(Extracted records)
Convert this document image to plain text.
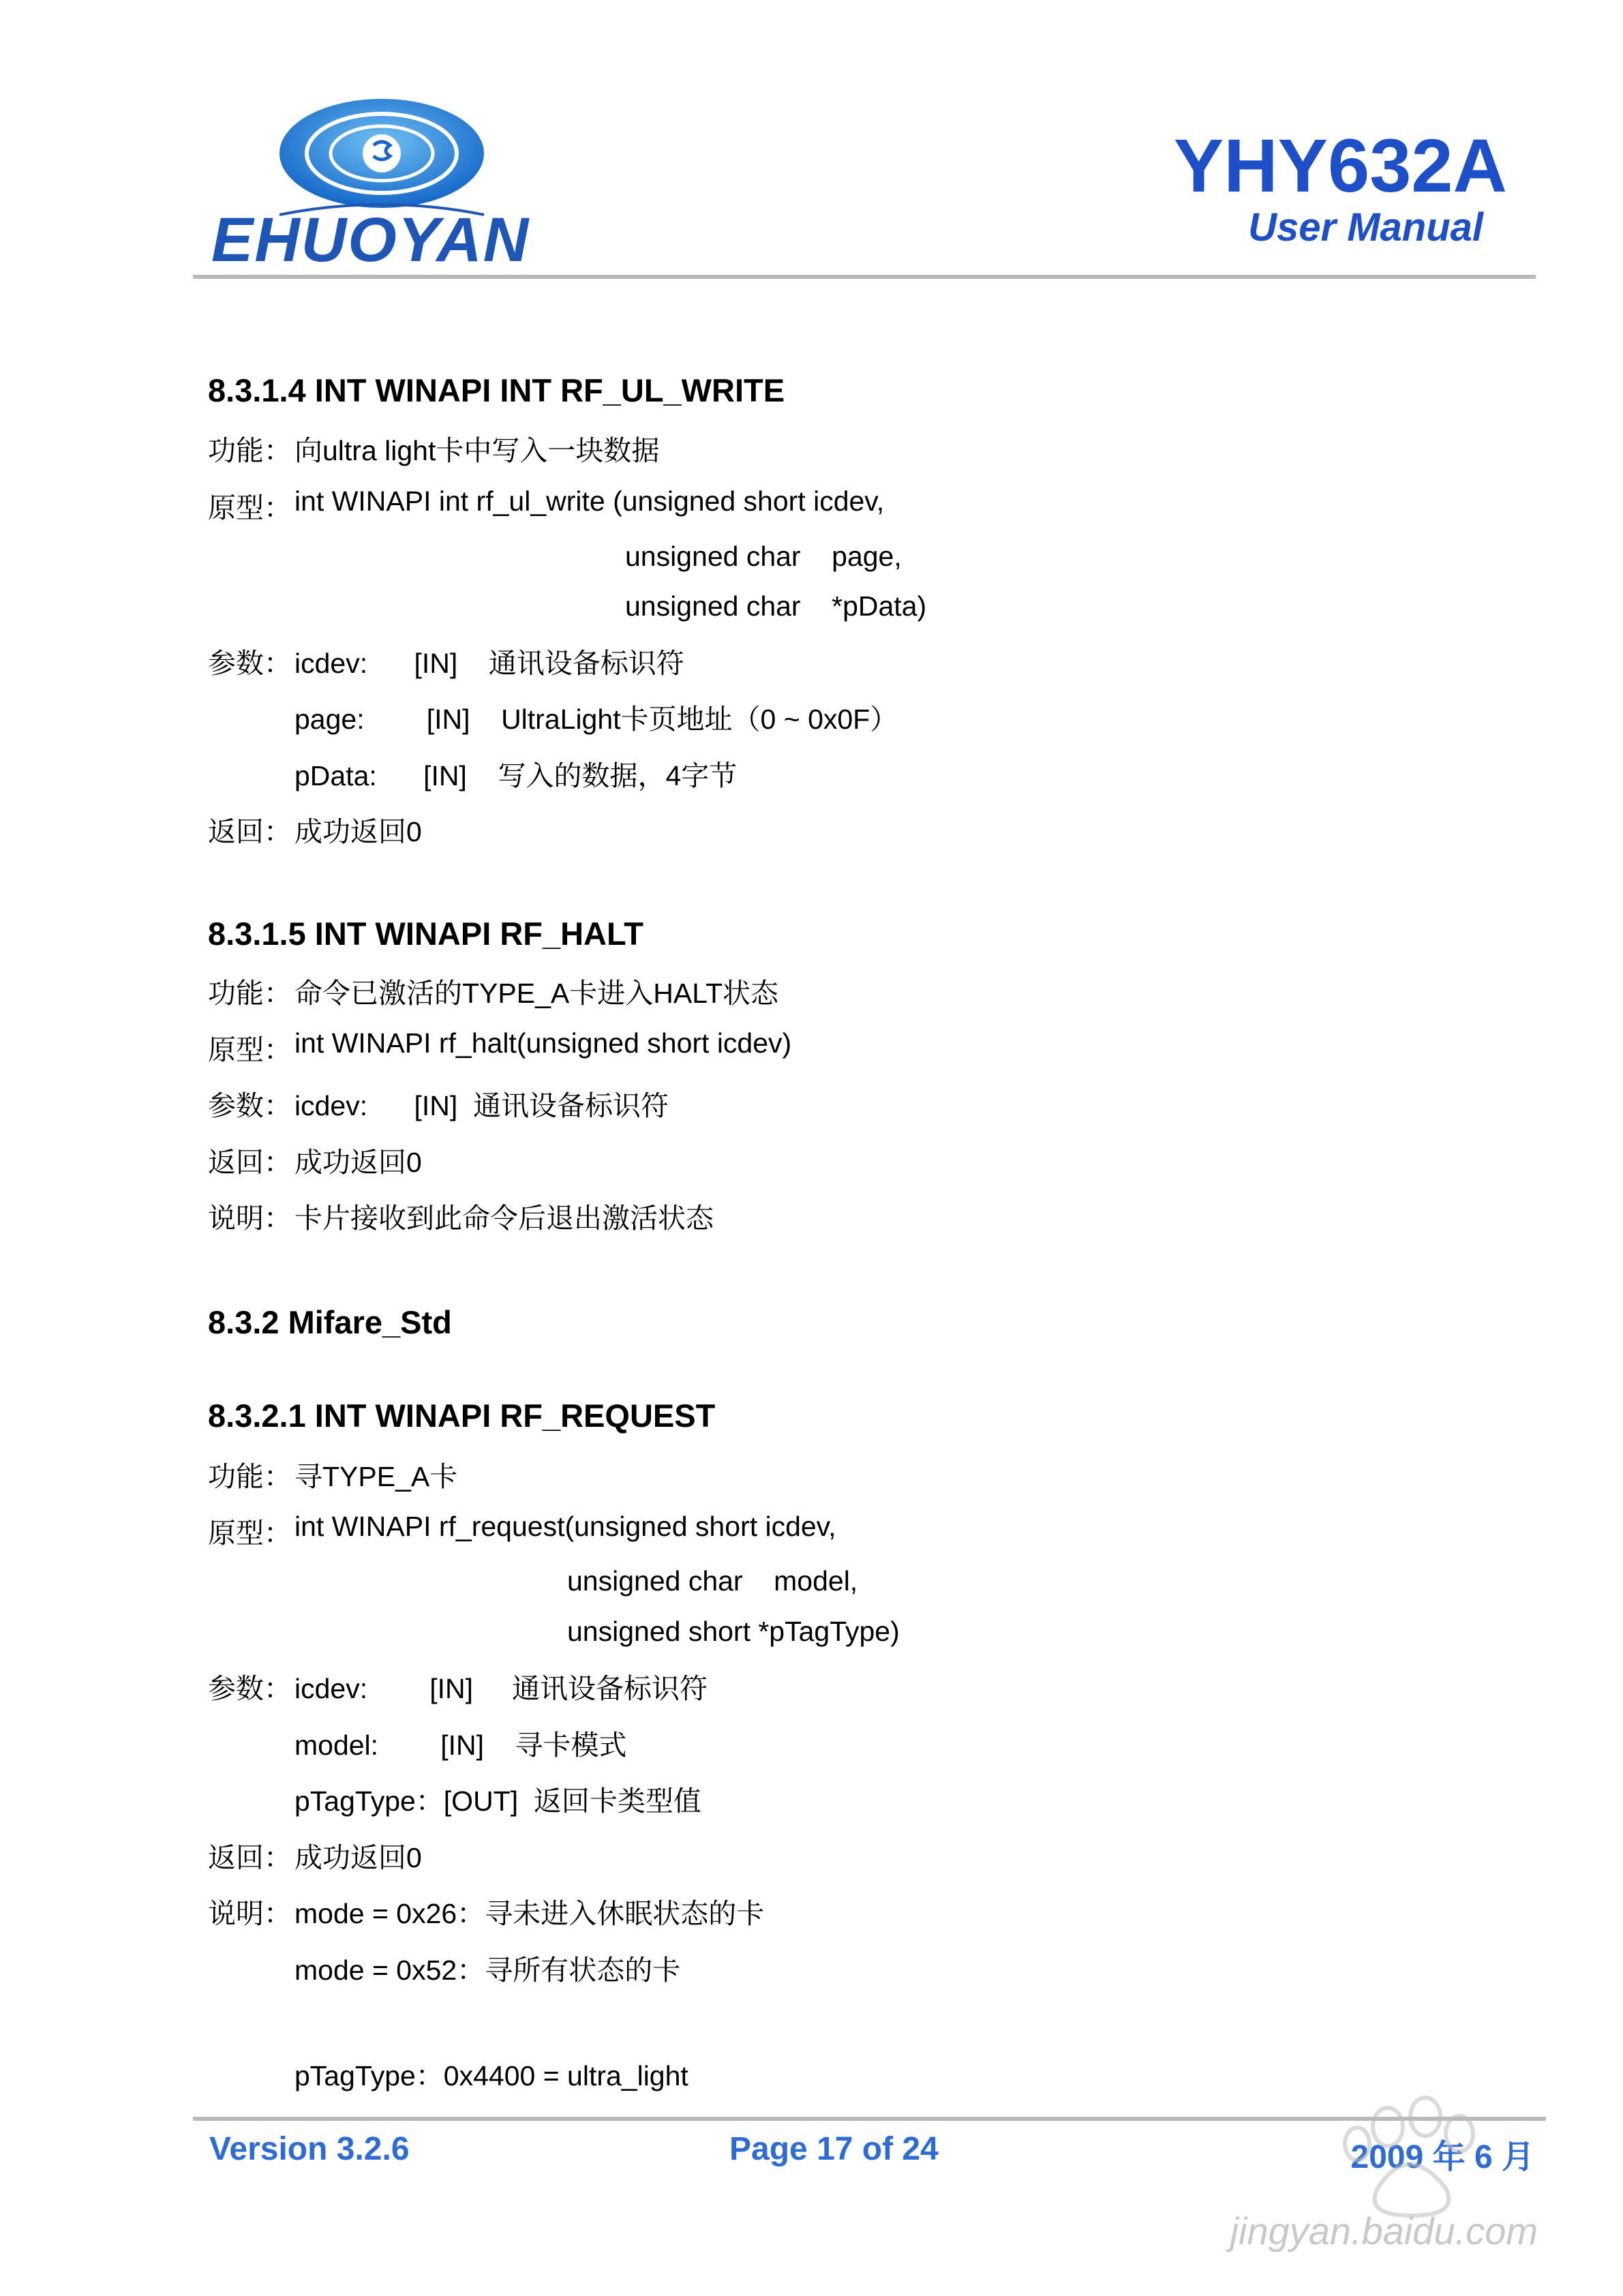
EHUOYAN
YHY632A
User Manual
8.3.1.4 INT WINAPI INT RF_UL_WRITE
功能： 向ultra light卡中写入一块数据
原型： int WINAPI int rf_ul_write (unsigned short icdev,
unsigned char    page,
unsigned char    *pData)
参数： icdev:      [IN]    通讯设备标识符
page:        [IN]    UltraLight卡页地址（0 ~ 0x0F）
pData:      [IN]    写入的数据，4字节
返回： 成功返回0
8.3.1.5 INT WINAPI RF_HALT
功能： 命令已激活的TYPE_A卡进入HALT状态
原型： int WINAPI rf_halt(unsigned short icdev)
参数： icdev:      [IN]  通讯设备标识符
返回： 成功返回0
说明： 卡片接收到此命令后退出激活状态
8.3.2 Mifare_Std
8.3.2.1 INT WINAPI RF_REQUEST
功能： 寻TYPE_A卡
原型： int WINAPI rf_request(unsigned short icdev,
unsigned char    model,
unsigned short *pTagType)
参数： icdev:        [IN]     通讯设备标识符
model:        [IN]    寻卡模式
pTagType：[OUT]  返回卡类型值
返回： 成功返回0
说明： mode = 0x26：寻未进入休眠状态的卡
mode = 0x52：寻所有状态的卡
pTagType：0x4400 = ultra_light
Version 3.2.6	Page 17 of 24	2009 年 6 月
jingyan.baidu.com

**What to produce**. Show every line where the string "short" appears.

**Answer to the exercise**.
原型： int WINAPI int rf_ul_write (unsigned short icdev,
原型： int WINAPI rf_halt(unsigned short icdev)
原型： int WINAPI rf_request(unsigned short icdev,
unsigned short *pTagType)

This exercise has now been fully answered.